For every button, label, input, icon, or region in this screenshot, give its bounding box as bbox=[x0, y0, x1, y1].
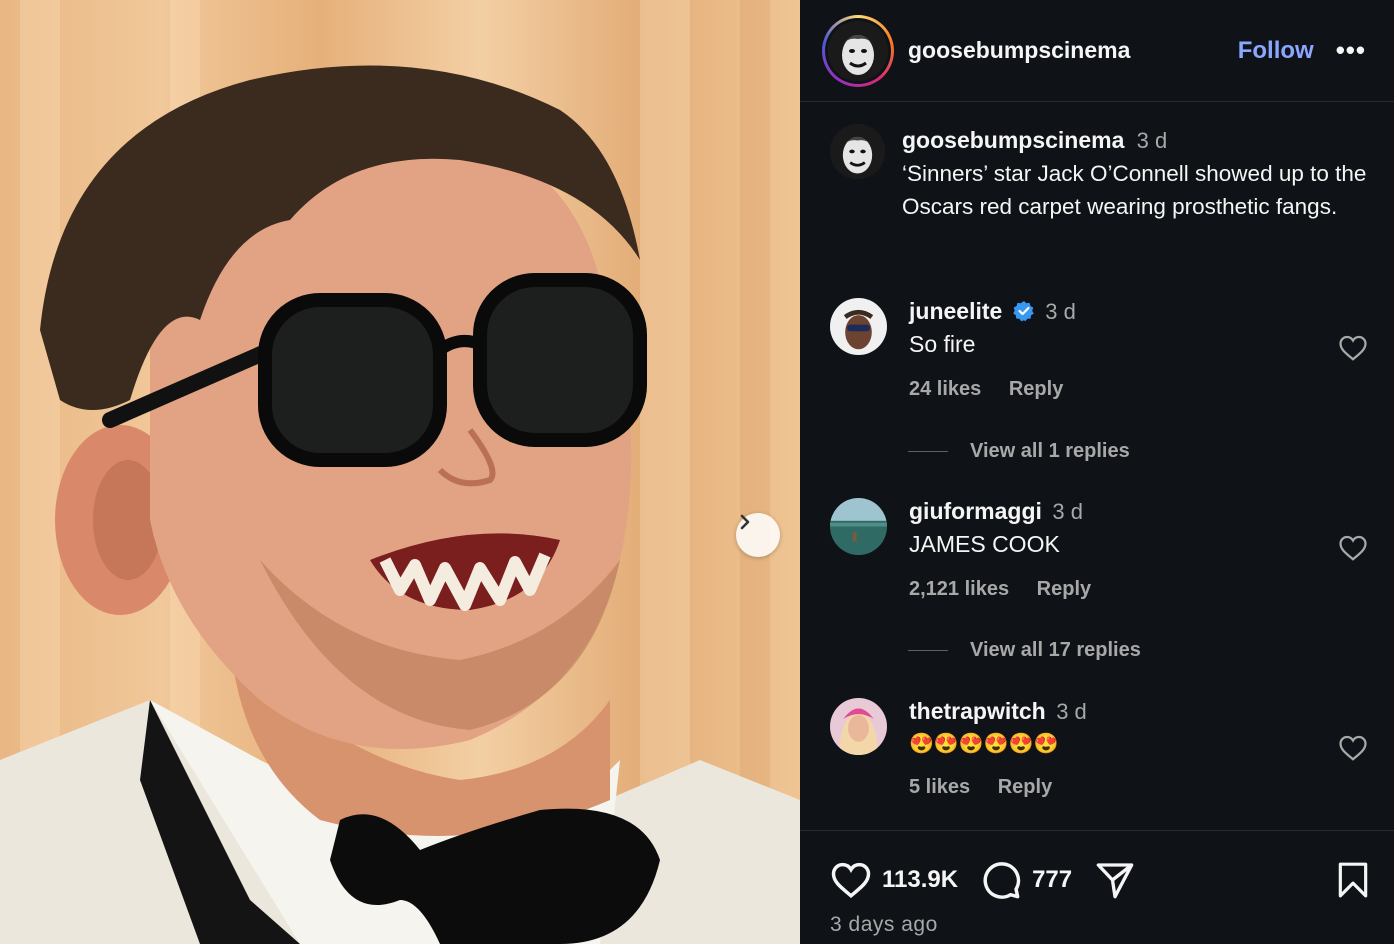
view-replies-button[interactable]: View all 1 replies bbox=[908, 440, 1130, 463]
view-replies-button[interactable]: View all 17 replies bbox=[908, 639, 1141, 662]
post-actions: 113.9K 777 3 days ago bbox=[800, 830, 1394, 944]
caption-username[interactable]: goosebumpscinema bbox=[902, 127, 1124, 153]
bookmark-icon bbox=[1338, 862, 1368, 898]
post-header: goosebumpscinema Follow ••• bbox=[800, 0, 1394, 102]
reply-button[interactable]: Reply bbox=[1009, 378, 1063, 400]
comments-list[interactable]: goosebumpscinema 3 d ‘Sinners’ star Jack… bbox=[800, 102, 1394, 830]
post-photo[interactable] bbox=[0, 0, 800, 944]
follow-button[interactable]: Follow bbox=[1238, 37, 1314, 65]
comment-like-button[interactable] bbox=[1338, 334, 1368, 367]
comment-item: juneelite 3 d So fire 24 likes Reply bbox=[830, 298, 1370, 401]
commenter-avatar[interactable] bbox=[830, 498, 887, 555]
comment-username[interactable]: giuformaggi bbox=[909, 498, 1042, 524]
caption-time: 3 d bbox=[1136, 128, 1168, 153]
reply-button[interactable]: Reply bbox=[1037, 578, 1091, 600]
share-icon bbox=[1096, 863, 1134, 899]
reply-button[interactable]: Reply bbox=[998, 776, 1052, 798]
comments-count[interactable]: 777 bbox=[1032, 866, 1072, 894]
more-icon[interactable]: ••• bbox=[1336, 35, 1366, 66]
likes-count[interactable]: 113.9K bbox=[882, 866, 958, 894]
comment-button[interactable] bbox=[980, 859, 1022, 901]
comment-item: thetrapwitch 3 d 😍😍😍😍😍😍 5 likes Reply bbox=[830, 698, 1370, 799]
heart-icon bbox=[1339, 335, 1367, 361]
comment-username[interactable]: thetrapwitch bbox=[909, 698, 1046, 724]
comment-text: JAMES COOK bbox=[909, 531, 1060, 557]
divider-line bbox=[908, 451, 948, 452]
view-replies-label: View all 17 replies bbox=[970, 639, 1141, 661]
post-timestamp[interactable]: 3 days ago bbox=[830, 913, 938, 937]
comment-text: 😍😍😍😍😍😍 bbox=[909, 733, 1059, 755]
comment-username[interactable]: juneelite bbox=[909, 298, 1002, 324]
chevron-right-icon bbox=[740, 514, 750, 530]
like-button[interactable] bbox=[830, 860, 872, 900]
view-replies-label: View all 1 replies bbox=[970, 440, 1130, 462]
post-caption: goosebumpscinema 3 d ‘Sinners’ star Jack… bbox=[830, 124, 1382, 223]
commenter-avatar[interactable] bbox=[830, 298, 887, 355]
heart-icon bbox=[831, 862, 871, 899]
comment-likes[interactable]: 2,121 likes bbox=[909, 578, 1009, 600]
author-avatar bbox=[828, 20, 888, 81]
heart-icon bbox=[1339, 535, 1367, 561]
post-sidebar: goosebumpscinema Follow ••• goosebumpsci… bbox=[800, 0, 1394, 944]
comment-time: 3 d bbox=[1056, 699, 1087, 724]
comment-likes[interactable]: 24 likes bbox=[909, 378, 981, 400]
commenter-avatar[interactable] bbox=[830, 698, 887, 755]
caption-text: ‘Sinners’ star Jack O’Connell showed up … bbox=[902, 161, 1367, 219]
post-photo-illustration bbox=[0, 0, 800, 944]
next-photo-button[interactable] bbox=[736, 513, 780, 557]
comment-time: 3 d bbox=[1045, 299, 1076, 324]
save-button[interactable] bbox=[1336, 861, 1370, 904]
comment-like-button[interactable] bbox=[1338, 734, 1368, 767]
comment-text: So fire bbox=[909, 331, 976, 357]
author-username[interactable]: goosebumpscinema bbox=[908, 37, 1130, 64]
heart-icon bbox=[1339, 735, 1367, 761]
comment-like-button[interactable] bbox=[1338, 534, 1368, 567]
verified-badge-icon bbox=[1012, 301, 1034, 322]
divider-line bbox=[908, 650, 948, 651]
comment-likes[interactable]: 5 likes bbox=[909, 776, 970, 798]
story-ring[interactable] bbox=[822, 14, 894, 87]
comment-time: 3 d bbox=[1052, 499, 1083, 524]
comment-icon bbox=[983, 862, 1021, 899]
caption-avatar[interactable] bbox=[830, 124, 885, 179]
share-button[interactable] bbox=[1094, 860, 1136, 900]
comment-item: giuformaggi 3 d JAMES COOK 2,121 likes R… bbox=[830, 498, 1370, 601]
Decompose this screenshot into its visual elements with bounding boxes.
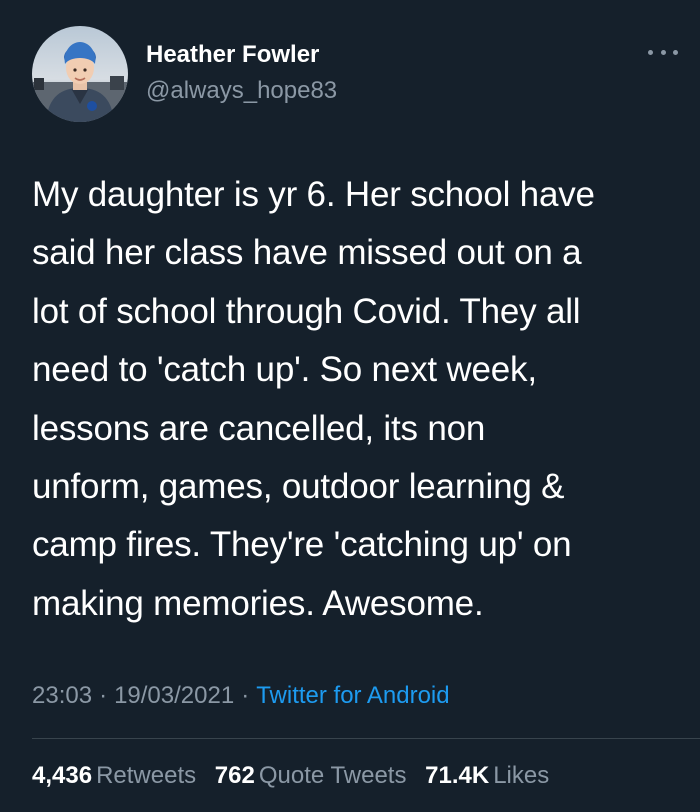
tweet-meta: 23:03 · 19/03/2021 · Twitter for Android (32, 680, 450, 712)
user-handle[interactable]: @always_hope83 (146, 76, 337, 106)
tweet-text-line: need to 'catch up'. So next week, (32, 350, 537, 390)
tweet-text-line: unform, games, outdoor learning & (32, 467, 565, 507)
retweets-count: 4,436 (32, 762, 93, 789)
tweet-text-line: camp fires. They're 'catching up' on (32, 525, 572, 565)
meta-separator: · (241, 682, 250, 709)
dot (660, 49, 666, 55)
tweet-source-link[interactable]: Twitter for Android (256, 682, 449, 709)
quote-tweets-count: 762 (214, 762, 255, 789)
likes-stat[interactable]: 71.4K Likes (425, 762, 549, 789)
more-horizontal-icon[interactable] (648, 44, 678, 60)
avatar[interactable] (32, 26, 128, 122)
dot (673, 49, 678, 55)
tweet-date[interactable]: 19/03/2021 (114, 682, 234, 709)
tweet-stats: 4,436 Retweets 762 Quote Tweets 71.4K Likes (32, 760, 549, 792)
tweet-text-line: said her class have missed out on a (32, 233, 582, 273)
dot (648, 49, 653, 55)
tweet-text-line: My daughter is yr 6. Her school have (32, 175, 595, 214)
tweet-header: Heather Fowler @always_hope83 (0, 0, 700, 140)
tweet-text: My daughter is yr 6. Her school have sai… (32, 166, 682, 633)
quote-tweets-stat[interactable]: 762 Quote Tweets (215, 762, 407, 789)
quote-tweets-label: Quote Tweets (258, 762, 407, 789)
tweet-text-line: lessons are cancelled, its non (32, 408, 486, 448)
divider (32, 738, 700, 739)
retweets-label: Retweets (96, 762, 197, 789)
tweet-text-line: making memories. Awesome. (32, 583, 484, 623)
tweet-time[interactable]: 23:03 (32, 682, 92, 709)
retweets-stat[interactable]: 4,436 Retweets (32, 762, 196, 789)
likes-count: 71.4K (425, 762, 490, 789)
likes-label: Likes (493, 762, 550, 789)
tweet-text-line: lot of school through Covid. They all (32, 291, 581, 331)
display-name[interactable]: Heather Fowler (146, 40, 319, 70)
=-=-=
** Short exercise **
Pull out each line of the records above that contains the word "JAMES". Case counts.

** Exercise result **
comment-text: JAMES COOK bbox=[909, 531, 1060, 557]
comment-item: giuformaggi 3 d JAMES COOK 2,121 likes R… bbox=[830, 498, 1370, 601]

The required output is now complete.